Data records
········

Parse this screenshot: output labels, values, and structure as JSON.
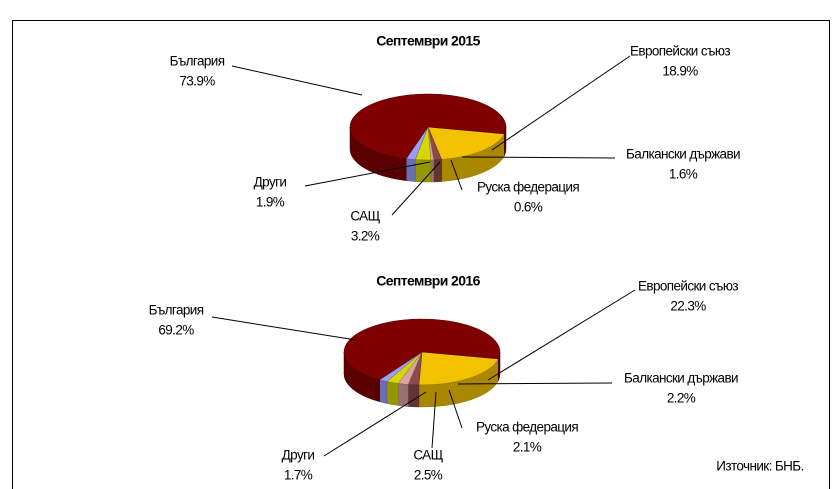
{
  "chart_data": [
    {
      "type": "pie",
      "title": "Септември 2015",
      "categories": [
        "Европейски съюз",
        "Балкански държави",
        "Руска федерация",
        "САЩ",
        "Други",
        "България"
      ],
      "values": [
        18.9,
        1.6,
        0.6,
        3.2,
        1.9,
        73.9
      ],
      "value_labels": [
        "18.9%",
        "1.6%",
        "0.6%",
        "3.2%",
        "1.9%",
        "73.9%"
      ],
      "colors": [
        "#f2c200",
        "#8c4a4a",
        "#d9a3a3",
        "#d6d600",
        "#9c9cff",
        "#800000"
      ]
    },
    {
      "type": "pie",
      "title": "Септември 2016",
      "categories": [
        "Европейски съюз",
        "Балкански държави",
        "Руска федерация",
        "САЩ",
        "Други",
        "България"
      ],
      "values": [
        22.3,
        2.2,
        2.1,
        2.5,
        1.7,
        69.2
      ],
      "value_labels": [
        "22.3%",
        "2.2%",
        "2.1%",
        "2.5%",
        "1.7%",
        "69.2%"
      ],
      "colors": [
        "#f2c200",
        "#8c4a4a",
        "#d9a3a3",
        "#d6d600",
        "#9c9cff",
        "#800000"
      ]
    }
  ],
  "source": "Източник: БНБ."
}
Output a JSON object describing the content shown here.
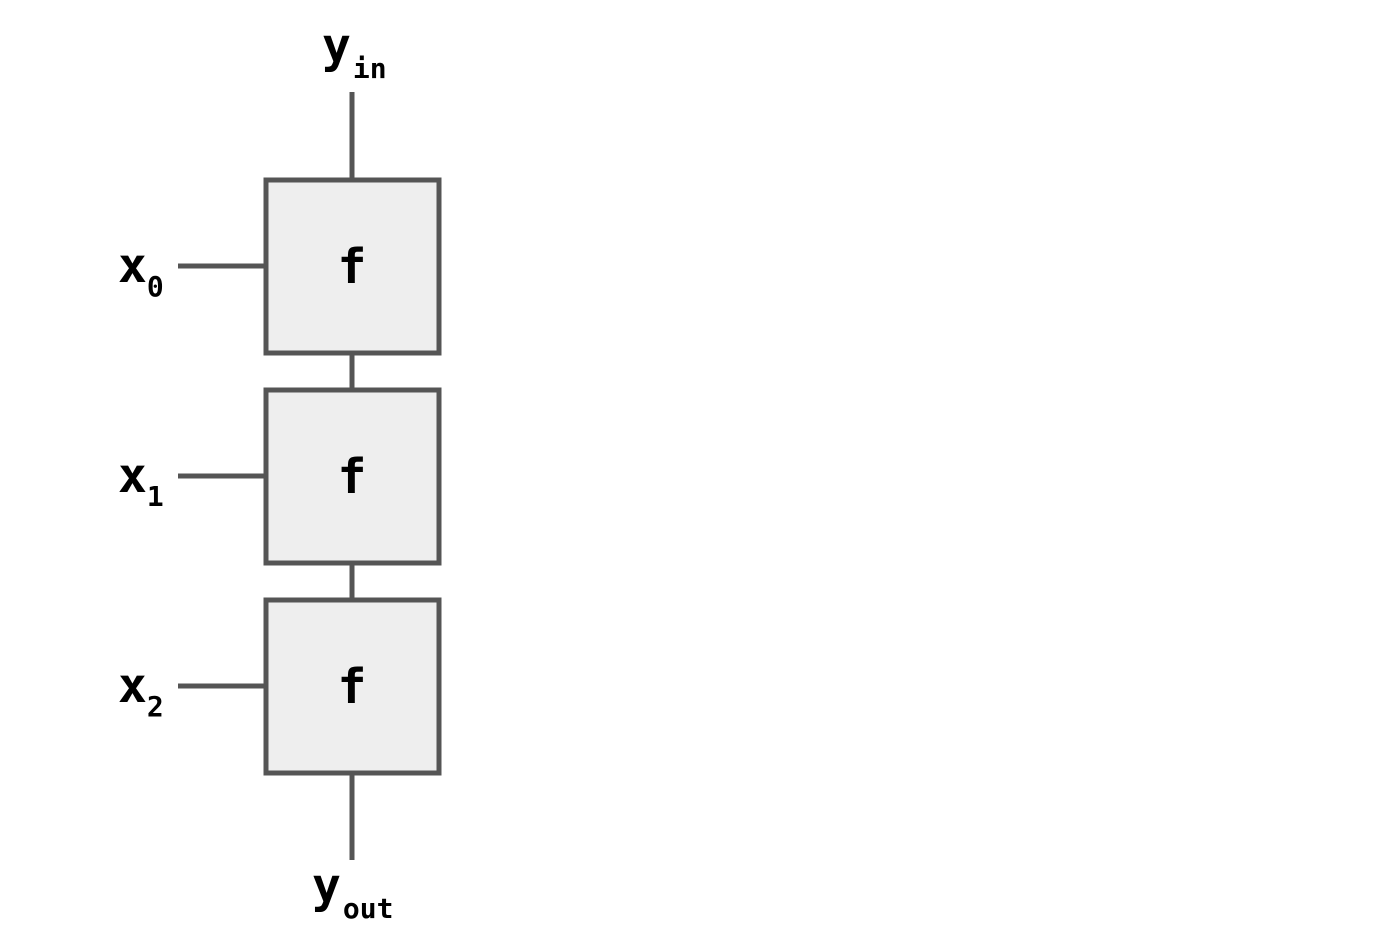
{
  "diagram": {
    "top_output": {
      "base": "y",
      "sub": "in"
    },
    "bottom_output": {
      "base": "y",
      "sub": "out"
    },
    "inputs": [
      {
        "base": "x",
        "sub": "0"
      },
      {
        "base": "x",
        "sub": "1"
      },
      {
        "base": "x",
        "sub": "2"
      }
    ],
    "blocks": [
      {
        "label": "f"
      },
      {
        "label": "f"
      },
      {
        "label": "f"
      }
    ],
    "colors": {
      "stroke": "#555555",
      "box_fill": "#eeeeee",
      "text": "#000000"
    }
  }
}
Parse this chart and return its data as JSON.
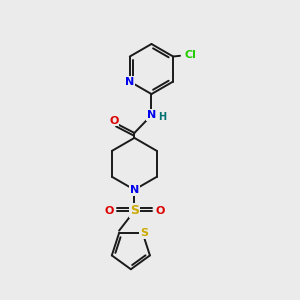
{
  "bg_color": "#ebebeb",
  "bond_color": "#1a1a1a",
  "figsize": [
    3.0,
    3.0
  ],
  "dpi": 100,
  "atom_colors": {
    "N": "#0000ee",
    "O": "#dd0000",
    "S_sulfonyl": "#ccaa00",
    "S_thio": "#ccaa00",
    "Cl": "#22cc00",
    "H": "#007070",
    "C": "#1a1a1a"
  },
  "lw": 1.4,
  "xlim": [
    0,
    10
  ],
  "ylim": [
    0,
    10
  ]
}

········

Problem to work on:
Pictures are to be left out; the records above must be repeated word for word.

Correct answer:
Parse this screenshot: output labels, values, and structure as JSON.
{
  "chart_data": [
    {
      "type": "pie",
      "title": "Септември 2015",
      "categories": [
        "Европейски съюз",
        "Балкански държави",
        "Руска федерация",
        "САЩ",
        "Други",
        "България"
      ],
      "values": [
        18.9,
        1.6,
        0.6,
        3.2,
        1.9,
        73.9
      ],
      "value_labels": [
        "18.9%",
        "1.6%",
        "0.6%",
        "3.2%",
        "1.9%",
        "73.9%"
      ],
      "colors": [
        "#f2c200",
        "#8c4a4a",
        "#d9a3a3",
        "#d6d600",
        "#9c9cff",
        "#800000"
      ]
    },
    {
      "type": "pie",
      "title": "Септември 2016",
      "categories": [
        "Европейски съюз",
        "Балкански държави",
        "Руска федерация",
        "САЩ",
        "Други",
        "България"
      ],
      "values": [
        22.3,
        2.2,
        2.1,
        2.5,
        1.7,
        69.2
      ],
      "value_labels": [
        "22.3%",
        "2.2%",
        "2.1%",
        "2.5%",
        "1.7%",
        "69.2%"
      ],
      "colors": [
        "#f2c200",
        "#8c4a4a",
        "#d9a3a3",
        "#d6d600",
        "#9c9cff",
        "#800000"
      ]
    }
  ],
  "source": "Източник: БНБ."
}
Output a JSON object describing the content shown here.
{
  "diagram": {
    "top_output": {
      "base": "y",
      "sub": "in"
    },
    "bottom_output": {
      "base": "y",
      "sub": "out"
    },
    "inputs": [
      {
        "base": "x",
        "sub": "0"
      },
      {
        "base": "x",
        "sub": "1"
      },
      {
        "base": "x",
        "sub": "2"
      }
    ],
    "blocks": [
      {
        "label": "f"
      },
      {
        "label": "f"
      },
      {
        "label": "f"
      }
    ],
    "colors": {
      "stroke": "#555555",
      "box_fill": "#eeeeee",
      "text": "#000000"
    }
  }
}
Parse this chart and return its data as JSON.
{
  "bg_color": "#ebebeb",
  "bond_color": "#1a1a1a",
  "figsize": [
    3.0,
    3.0
  ],
  "dpi": 100,
  "atom_colors": {
    "N": "#0000ee",
    "O": "#dd0000",
    "S_sulfonyl": "#ccaa00",
    "S_thio": "#ccaa00",
    "Cl": "#22cc00",
    "H": "#007070",
    "C": "#1a1a1a"
  },
  "lw": 1.4,
  "xlim": [
    0,
    10
  ],
  "ylim": [
    0,
    10
  ]
}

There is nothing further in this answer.